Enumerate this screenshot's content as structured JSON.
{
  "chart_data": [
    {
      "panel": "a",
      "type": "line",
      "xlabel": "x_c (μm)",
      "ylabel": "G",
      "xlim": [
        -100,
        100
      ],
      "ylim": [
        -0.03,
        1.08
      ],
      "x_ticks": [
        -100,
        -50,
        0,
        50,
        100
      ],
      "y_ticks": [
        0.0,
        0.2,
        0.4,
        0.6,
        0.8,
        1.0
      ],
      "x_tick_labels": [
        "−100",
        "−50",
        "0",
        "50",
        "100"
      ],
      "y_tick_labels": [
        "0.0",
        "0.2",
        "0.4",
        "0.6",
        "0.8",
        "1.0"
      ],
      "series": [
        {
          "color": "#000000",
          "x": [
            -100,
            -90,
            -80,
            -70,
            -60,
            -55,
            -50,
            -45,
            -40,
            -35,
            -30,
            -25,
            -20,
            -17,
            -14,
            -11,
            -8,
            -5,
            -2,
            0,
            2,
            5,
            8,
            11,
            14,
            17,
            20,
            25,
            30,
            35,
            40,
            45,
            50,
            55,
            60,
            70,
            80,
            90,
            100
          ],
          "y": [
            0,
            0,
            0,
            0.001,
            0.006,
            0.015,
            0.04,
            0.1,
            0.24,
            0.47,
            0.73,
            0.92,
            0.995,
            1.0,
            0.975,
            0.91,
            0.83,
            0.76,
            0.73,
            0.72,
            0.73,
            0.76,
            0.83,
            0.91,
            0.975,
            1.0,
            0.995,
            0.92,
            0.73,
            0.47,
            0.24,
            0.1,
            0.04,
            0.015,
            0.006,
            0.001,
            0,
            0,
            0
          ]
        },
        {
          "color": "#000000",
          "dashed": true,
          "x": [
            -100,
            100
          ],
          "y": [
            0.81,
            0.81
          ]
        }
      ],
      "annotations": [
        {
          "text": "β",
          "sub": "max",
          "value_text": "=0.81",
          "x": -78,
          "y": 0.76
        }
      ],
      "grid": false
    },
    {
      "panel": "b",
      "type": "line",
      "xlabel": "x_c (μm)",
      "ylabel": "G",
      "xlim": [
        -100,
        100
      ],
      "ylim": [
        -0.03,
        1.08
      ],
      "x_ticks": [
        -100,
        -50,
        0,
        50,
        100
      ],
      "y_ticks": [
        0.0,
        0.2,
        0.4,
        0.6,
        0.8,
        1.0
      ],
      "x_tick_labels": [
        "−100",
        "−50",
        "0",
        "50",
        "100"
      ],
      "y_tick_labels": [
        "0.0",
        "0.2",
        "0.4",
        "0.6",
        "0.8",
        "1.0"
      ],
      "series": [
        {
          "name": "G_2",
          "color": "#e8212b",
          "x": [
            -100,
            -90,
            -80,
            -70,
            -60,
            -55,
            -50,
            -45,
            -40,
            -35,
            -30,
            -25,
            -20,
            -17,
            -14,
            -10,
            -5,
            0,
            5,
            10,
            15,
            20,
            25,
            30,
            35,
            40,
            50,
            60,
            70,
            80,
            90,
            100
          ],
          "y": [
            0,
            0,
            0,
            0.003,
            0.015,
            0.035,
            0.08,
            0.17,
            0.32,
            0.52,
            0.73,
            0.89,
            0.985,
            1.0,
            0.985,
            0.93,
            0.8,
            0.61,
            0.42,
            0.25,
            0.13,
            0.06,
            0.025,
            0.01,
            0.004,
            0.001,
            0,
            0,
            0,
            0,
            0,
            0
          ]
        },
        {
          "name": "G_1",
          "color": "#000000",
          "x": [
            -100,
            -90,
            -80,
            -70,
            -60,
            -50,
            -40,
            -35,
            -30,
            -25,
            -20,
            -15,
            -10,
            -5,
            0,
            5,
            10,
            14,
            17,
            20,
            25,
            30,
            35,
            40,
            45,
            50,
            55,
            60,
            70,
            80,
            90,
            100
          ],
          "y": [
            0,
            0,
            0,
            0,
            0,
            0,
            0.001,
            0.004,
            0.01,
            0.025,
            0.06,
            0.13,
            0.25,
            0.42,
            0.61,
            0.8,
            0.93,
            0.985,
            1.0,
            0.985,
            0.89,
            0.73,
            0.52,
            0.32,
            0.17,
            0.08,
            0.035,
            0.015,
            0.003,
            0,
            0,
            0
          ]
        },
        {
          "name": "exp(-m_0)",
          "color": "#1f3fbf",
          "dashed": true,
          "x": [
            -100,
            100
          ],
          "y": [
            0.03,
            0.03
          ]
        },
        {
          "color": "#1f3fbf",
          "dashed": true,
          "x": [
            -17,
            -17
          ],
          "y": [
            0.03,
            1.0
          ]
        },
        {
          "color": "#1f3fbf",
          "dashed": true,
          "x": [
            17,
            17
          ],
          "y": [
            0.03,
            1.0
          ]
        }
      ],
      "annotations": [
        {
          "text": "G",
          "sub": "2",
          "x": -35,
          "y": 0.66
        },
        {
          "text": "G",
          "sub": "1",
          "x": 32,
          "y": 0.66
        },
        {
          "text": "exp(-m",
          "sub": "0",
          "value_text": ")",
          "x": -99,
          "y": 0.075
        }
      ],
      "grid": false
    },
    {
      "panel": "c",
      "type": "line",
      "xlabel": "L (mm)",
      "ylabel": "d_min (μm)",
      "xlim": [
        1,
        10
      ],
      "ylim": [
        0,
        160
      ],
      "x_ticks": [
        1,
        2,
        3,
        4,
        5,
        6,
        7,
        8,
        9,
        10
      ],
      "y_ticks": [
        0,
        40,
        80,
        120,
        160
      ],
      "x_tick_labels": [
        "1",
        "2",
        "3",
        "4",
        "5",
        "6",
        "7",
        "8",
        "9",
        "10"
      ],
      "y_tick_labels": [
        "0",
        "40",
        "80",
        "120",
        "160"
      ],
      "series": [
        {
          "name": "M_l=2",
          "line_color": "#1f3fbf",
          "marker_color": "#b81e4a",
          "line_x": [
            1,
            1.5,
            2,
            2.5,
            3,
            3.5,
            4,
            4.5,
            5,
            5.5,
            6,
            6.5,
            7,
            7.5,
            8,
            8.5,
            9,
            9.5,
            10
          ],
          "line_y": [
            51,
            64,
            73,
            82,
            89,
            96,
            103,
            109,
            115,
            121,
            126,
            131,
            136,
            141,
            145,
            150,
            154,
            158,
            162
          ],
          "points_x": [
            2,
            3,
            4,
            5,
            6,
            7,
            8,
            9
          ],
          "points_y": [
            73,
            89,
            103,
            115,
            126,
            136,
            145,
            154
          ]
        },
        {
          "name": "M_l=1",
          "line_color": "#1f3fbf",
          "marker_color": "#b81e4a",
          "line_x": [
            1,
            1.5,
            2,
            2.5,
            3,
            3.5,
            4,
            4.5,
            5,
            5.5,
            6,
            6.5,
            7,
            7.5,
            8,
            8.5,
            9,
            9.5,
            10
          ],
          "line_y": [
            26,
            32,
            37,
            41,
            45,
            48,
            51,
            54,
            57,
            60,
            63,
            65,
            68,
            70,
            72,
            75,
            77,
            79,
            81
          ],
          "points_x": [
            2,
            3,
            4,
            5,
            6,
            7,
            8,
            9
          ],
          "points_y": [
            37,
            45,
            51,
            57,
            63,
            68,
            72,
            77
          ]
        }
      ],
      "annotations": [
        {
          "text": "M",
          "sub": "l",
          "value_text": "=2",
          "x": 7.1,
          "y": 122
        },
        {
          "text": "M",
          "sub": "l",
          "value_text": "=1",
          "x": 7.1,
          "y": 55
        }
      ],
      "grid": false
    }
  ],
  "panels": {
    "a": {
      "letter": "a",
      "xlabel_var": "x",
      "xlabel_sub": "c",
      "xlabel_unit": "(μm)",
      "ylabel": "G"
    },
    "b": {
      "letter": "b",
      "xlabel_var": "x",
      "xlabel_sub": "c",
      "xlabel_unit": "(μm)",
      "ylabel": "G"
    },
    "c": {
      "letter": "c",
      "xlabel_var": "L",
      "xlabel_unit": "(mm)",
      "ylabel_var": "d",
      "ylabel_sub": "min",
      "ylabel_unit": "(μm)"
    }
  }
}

● ● ● ●

Work to do =>
Show all lines in the entries above where the string "name" appears.

Output of the exercise =>
          "name": "G_2",
          "name": "G_1",
          "name": "exp(-m_0)",
          "name": "M_l=2",
          "name": "M_l=1",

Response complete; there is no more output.